» Task directions: Copy each line holding the string "structured".

******************************

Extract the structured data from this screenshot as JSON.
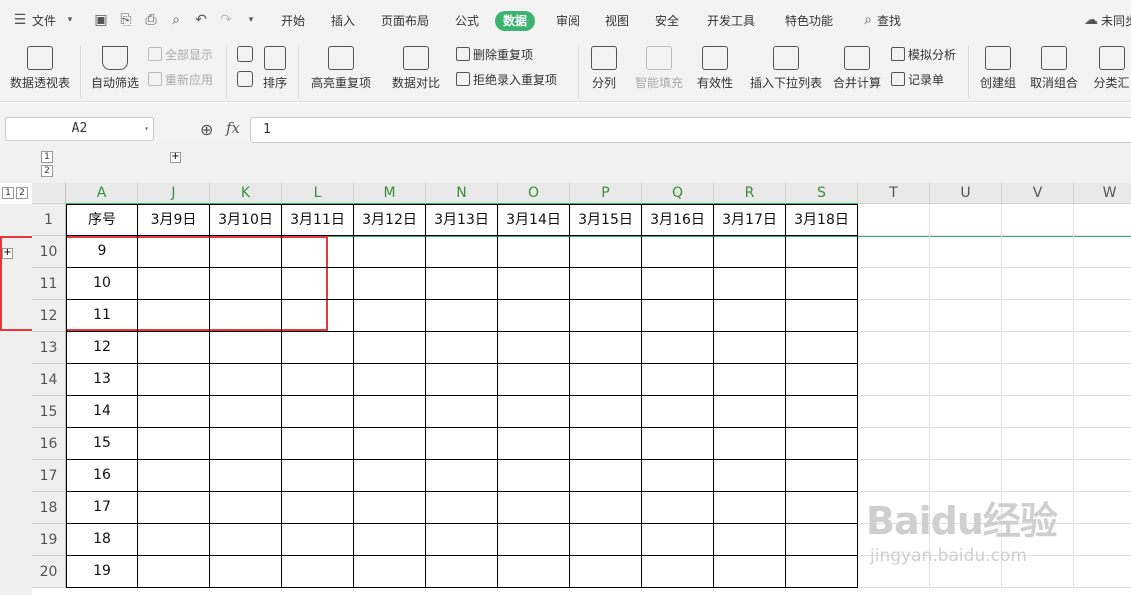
{
  "menubar": {
    "file_label": "文件",
    "tabs": [
      "开始",
      "插入",
      "页面布局",
      "公式",
      "数据",
      "审阅",
      "视图",
      "安全",
      "开发工具",
      "特色功能"
    ],
    "active_tab": "数据",
    "search_label": "查找",
    "sync_label": "未同步"
  },
  "ribbon": {
    "pivot": "数据透视表",
    "autofilter": "自动筛选",
    "show_all": "全部显示",
    "reapply": "重新应用",
    "sort": "排序",
    "highlight_dup": "高亮重复项",
    "data_compare": "数据对比",
    "remove_dup": "删除重复项",
    "reject_dup": "拒绝录入重复项",
    "split": "分列",
    "smart_fill": "智能填充",
    "validity": "有效性",
    "insert_dropdown": "插入下拉列表",
    "merge_calc": "合并计算",
    "simulate": "模拟分析",
    "record": "记录单",
    "create_group": "创建组",
    "ungroup": "取消组合",
    "subtotal": "分类汇"
  },
  "formula": {
    "name_box": "A2",
    "fx": "fx",
    "value": "1"
  },
  "outline": {
    "col_levels": [
      "1",
      "2"
    ],
    "row_levels": [
      "1",
      "2"
    ],
    "expand": "+"
  },
  "sheet": {
    "columns": [
      "A",
      "J",
      "K",
      "L",
      "M",
      "N",
      "O",
      "P",
      "Q",
      "R",
      "S",
      "T",
      "U",
      "V",
      "W"
    ],
    "header_row": [
      "序号",
      "3月9日",
      "3月10日",
      "3月11日",
      "3月12日",
      "3月13日",
      "3月14日",
      "3月15日",
      "3月16日",
      "3月17日",
      "3月18日"
    ],
    "rows": [
      {
        "num": "1",
        "a": "序号"
      },
      {
        "num": "10",
        "a": "9"
      },
      {
        "num": "11",
        "a": "10"
      },
      {
        "num": "12",
        "a": "11"
      },
      {
        "num": "13",
        "a": "12"
      },
      {
        "num": "14",
        "a": "13"
      },
      {
        "num": "15",
        "a": "14"
      },
      {
        "num": "16",
        "a": "15"
      },
      {
        "num": "17",
        "a": "16"
      },
      {
        "num": "18",
        "a": "17"
      },
      {
        "num": "19",
        "a": "18"
      },
      {
        "num": "20",
        "a": "19"
      }
    ]
  },
  "watermark": {
    "logo": "Baidu经验",
    "url": "jingyan.baidu.com"
  },
  "colors": {
    "accent": "#3cb371",
    "highlight": "#e3393c"
  }
}
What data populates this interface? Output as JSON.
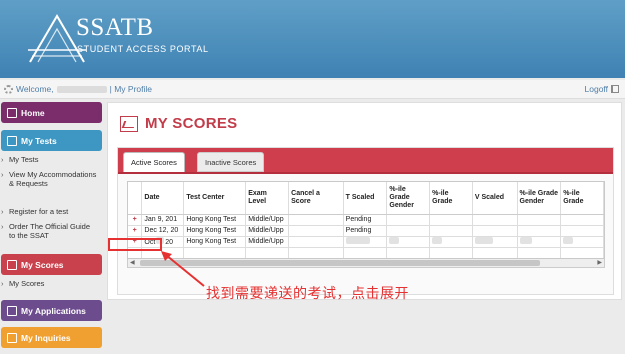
{
  "header": {
    "brand": "SSATB",
    "tagline": "STUDENT ACCESS PORTAL"
  },
  "topbar": {
    "welcome": "Welcome,",
    "profile_link": "| My Profile",
    "logoff": "Logoff"
  },
  "sidebar": {
    "home": "Home",
    "my_tests": "My Tests",
    "my_tests_items": [
      "My Tests",
      "View My Accommodations & Requests",
      "Register for a test",
      "Order The Official Guide to the SSAT"
    ],
    "my_scores": "My Scores",
    "my_scores_items": [
      "My Scores"
    ],
    "my_applications": "My Applications",
    "my_inquiries": "My Inquiries"
  },
  "main": {
    "title": "MY SCORES",
    "tabs": [
      "Active Scores",
      "Inactive Scores"
    ],
    "columns": [
      "Date",
      "Test Center",
      "Exam Level",
      "Cancel a Score",
      "T Scaled",
      "%-ile Grade Gender",
      "%-ile Grade",
      "V Scaled",
      "%-ile Grade Gender",
      "%-ile Grade"
    ],
    "rows": [
      {
        "expand": "+",
        "date": "Jan 9, 201",
        "center": "Hong Kong Test",
        "level": "Middle/Upp",
        "cancel": "",
        "tscaled": "Pending"
      },
      {
        "expand": "+",
        "date": "Dec 12, 20",
        "center": "Hong Kong Test",
        "level": "Middle/Upp",
        "cancel": "",
        "tscaled": "Pending"
      },
      {
        "expand": "+",
        "date": "Oct",
        "date2": "20",
        "center": "Hong Kong Test",
        "level": "Middle/Upp",
        "cancel": "",
        "tscaled": ""
      }
    ]
  },
  "annotation": {
    "text": "找到需要递送的考试，点击展开"
  },
  "colors": {
    "header": "#4a8dbd",
    "accent_red": "#c23c4a",
    "home": "#7b2d6b",
    "my_tests": "#3d97c2",
    "my_scores": "#c8414d",
    "my_applications": "#6d4c8e",
    "my_inquiries": "#f0a030",
    "annotation": "#e53131"
  }
}
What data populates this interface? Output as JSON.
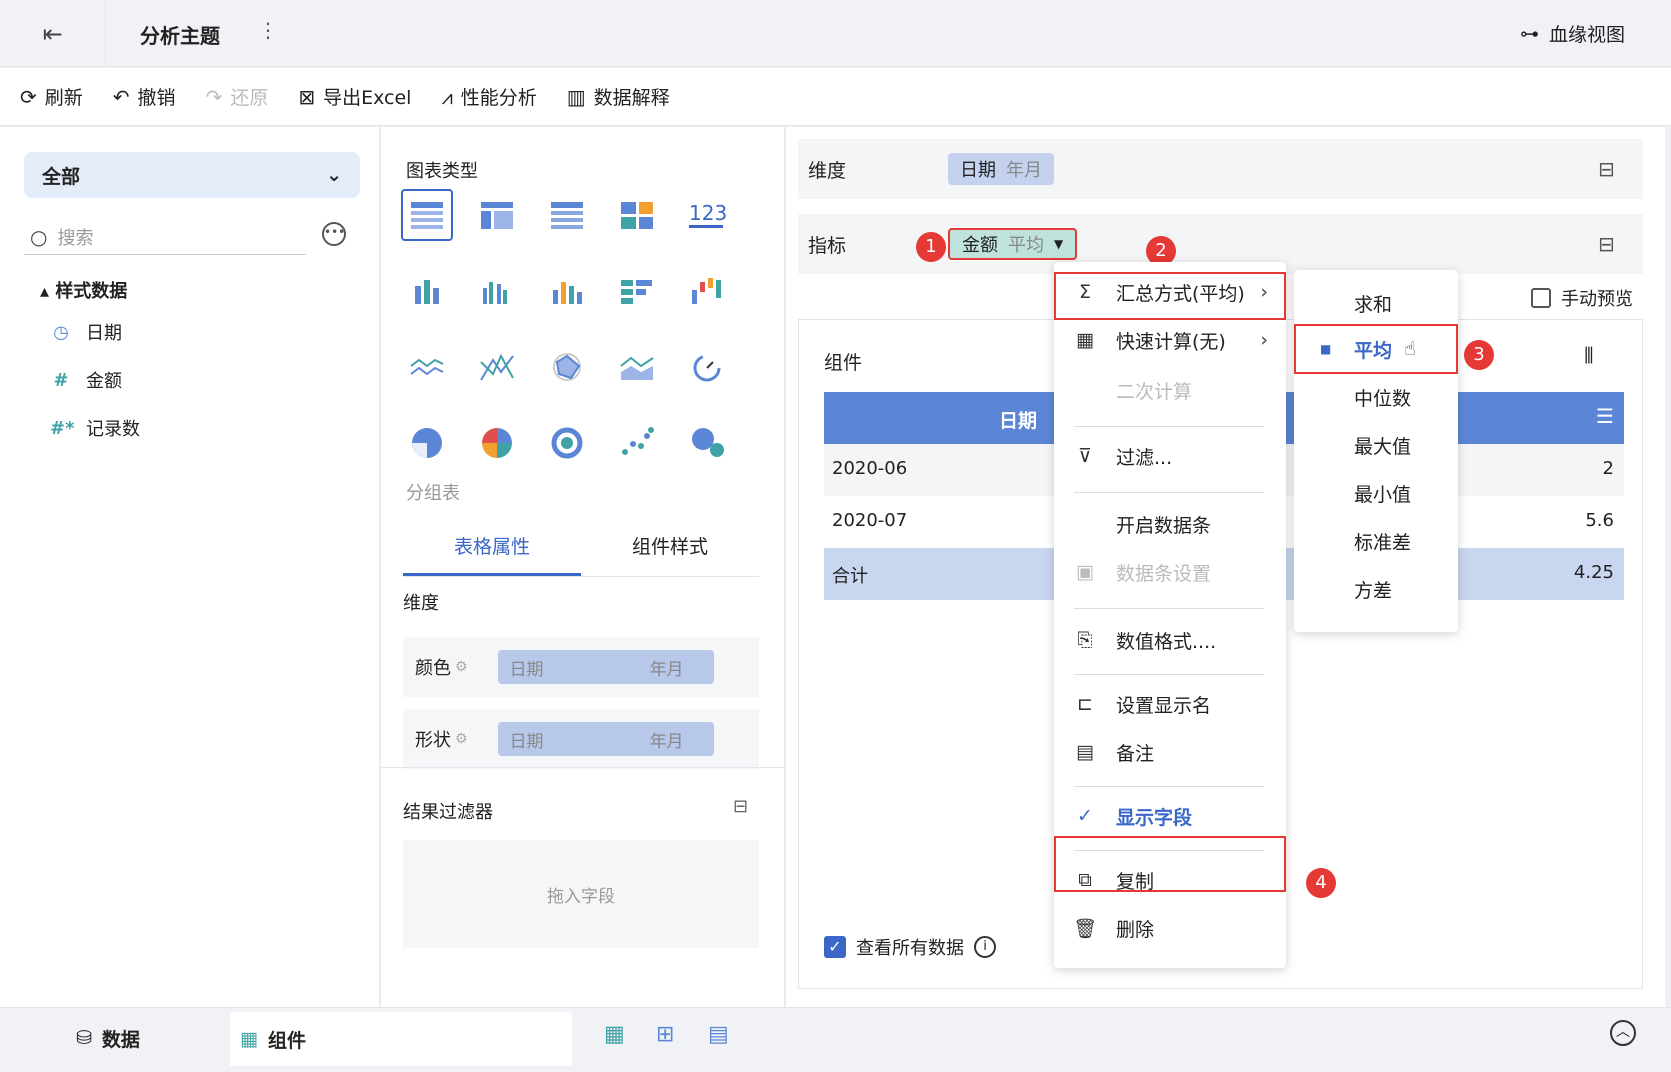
{
  "header": {
    "title": "分析主题",
    "lineage": "血缘视图"
  },
  "toolbar": {
    "refresh": "刷新",
    "undo": "撤销",
    "redo": "还原",
    "export": "导出Excel",
    "perf": "性能分析",
    "explain": "数据解释"
  },
  "sidebar": {
    "dropdown": "全部",
    "search_placeholder": "搜索",
    "group": "样式数据",
    "fields": [
      {
        "icon": "clock-icon",
        "label": "日期"
      },
      {
        "icon": "#",
        "label": "金额"
      },
      {
        "icon": "#*",
        "label": "记录数"
      }
    ]
  },
  "config": {
    "chart_type_label": "图表类型",
    "chart_sub": "分组表",
    "tabs": [
      "表格属性",
      "组件样式"
    ],
    "dim_label": "维度",
    "props": [
      {
        "label": "颜色",
        "field": "日期",
        "unit": "年月"
      },
      {
        "label": "形状",
        "field": "日期",
        "unit": "年月"
      }
    ],
    "result_filter": "结果过滤器",
    "drop_hint": "拖入字段"
  },
  "panel": {
    "dim_row": {
      "label": "维度",
      "field": "日期",
      "unit": "年月"
    },
    "metric_row": {
      "label": "指标",
      "field": "金额",
      "agg": "平均"
    },
    "manual_preview": "手动预览",
    "component": "组件",
    "table": {
      "header": "日期",
      "rows": [
        {
          "date": "2020-06",
          "value": "2"
        },
        {
          "date": "2020-07",
          "value": "5.6"
        },
        {
          "date": "合计",
          "value": "4.25"
        }
      ]
    },
    "view_all": "查看所有数据"
  },
  "menu": {
    "items": [
      "汇总方式(平均)",
      "快速计算(无)",
      "二次计算",
      "过滤...",
      "开启数据条",
      "数据条设置",
      "数值格式....",
      "设置显示名",
      "备注",
      "显示字段",
      "复制",
      "删除"
    ]
  },
  "submenu": {
    "items": [
      "求和",
      "平均",
      "中位数",
      "最大值",
      "最小值",
      "标准差",
      "方差"
    ],
    "selected": "平均"
  },
  "badges": [
    "1",
    "2",
    "3",
    "4"
  ],
  "bottom": {
    "data_tab": "数据",
    "comp_tab": "组件"
  }
}
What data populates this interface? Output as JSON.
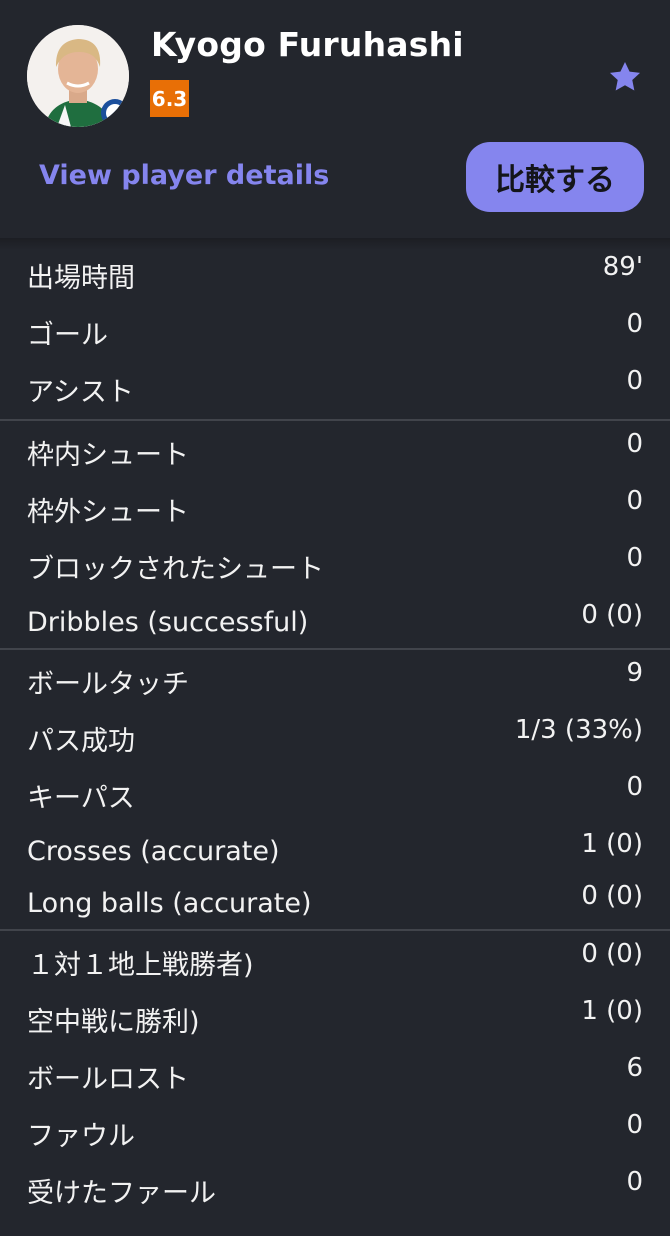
{
  "player": {
    "name": "Kyogo Furuhashi",
    "rating": "6.3",
    "rating_color": "#e86f06",
    "view_details": "View player details",
    "compare_label": "比較する",
    "accent_color": "#8585ee",
    "favorite_icon": "star-icon"
  },
  "stats": {
    "group1": [
      {
        "label": "出場時間",
        "value": "89'"
      },
      {
        "label": "ゴール",
        "value": "0"
      },
      {
        "label": "アシスト",
        "value": "0"
      }
    ],
    "group2": [
      {
        "label": "枠内シュート",
        "value": "0"
      },
      {
        "label": "枠外シュート",
        "value": "0"
      },
      {
        "label": "ブロックされたシュート",
        "value": "0"
      },
      {
        "label": "Dribbles (successful)",
        "value": "0 (0)"
      }
    ],
    "group3": [
      {
        "label": "ボールタッチ",
        "value": "9"
      },
      {
        "label": "パス成功",
        "value": "1/3 (33%)"
      },
      {
        "label": "キーパス",
        "value": "0"
      },
      {
        "label": "Crosses (accurate)",
        "value": "1 (0)"
      },
      {
        "label": "Long balls (accurate)",
        "value": "0 (0)"
      }
    ],
    "group4": [
      {
        "label": "１対１地上戦勝者)",
        "value": "0 (0)"
      },
      {
        "label": "空中戦に勝利)",
        "value": "1 (0)"
      },
      {
        "label": "ボールロスト",
        "value": "6"
      },
      {
        "label": "ファウル",
        "value": "0"
      },
      {
        "label": "受けたファール",
        "value": "0"
      }
    ]
  }
}
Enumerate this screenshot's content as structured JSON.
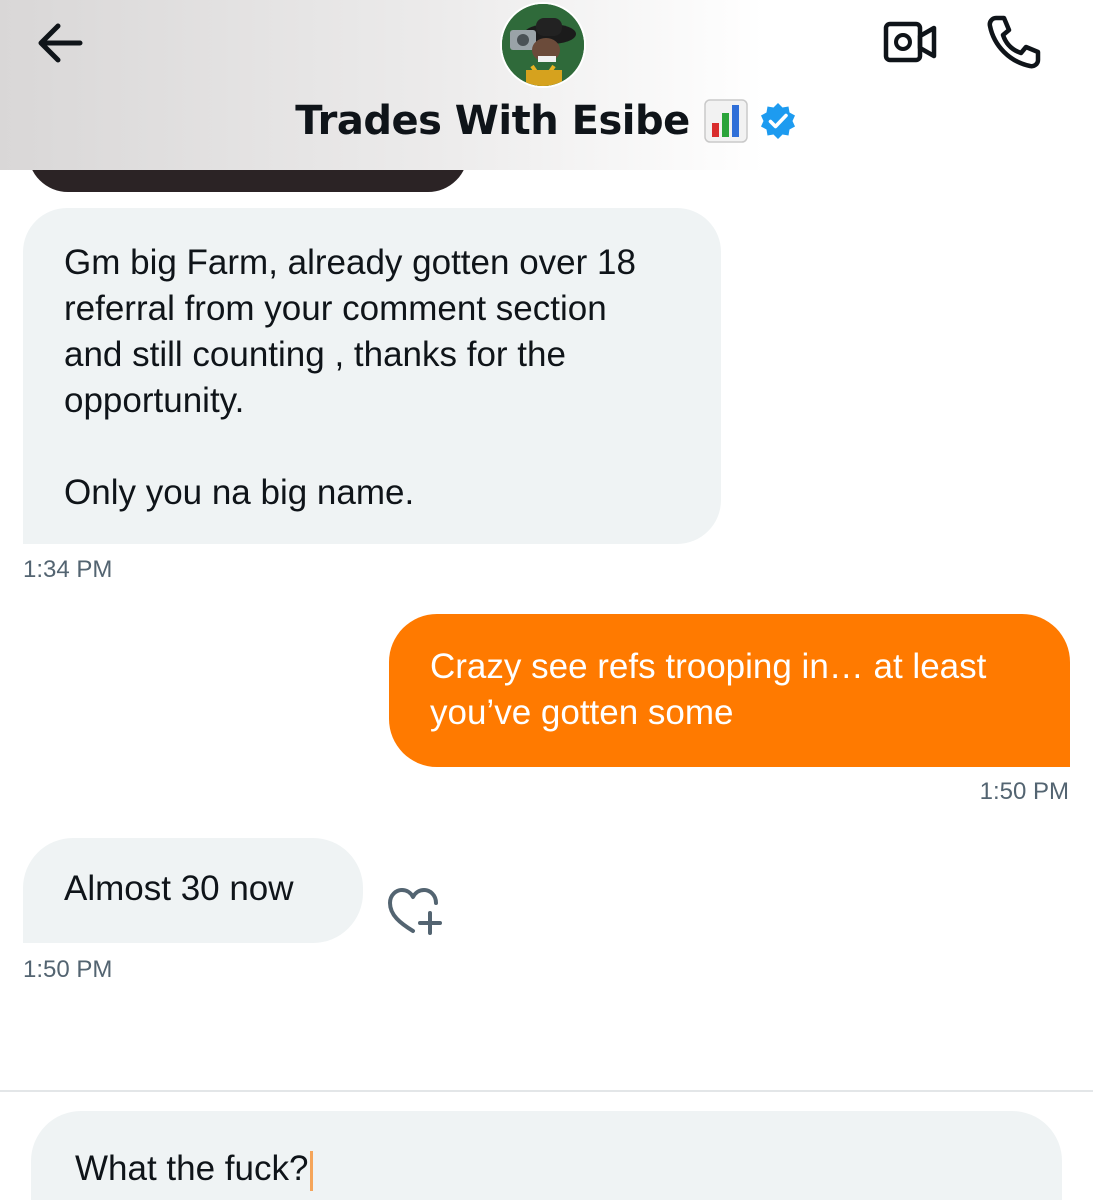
{
  "header": {
    "back_icon": "arrow-left-icon",
    "title": "Trades With Esibe",
    "title_emoji": "bar-chart-icon",
    "verified_icon": "verified-badge-icon",
    "video_icon": "video-camera-icon",
    "call_icon": "phone-icon",
    "verified_color": "#1d9bf0"
  },
  "messages": [
    {
      "direction": "incoming",
      "text": "Gm big Farm, already gotten over 18\nreferral from your comment section\nand still counting , thanks for the\nopportunity.\n\nOnly you na big name.",
      "time": "1:34 PM"
    },
    {
      "direction": "outgoing",
      "text": "Crazy see refs trooping in… at least\nyou’ve gotten some",
      "time": "1:50 PM"
    },
    {
      "direction": "incoming",
      "text": "Almost 30 now",
      "time": "1:50 PM",
      "reaction_icon": "add-reaction-heart-icon"
    }
  ],
  "composer": {
    "value": "What the fuck?"
  },
  "colors": {
    "outgoing_bubble": "#ff7a00",
    "incoming_bubble": "#eff3f4",
    "timestamp": "#536471"
  }
}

******************************

» Answer to the exercise:
Extract the structured data from this screenshot as JSON.
Enumerate this screenshot's content as structured JSON.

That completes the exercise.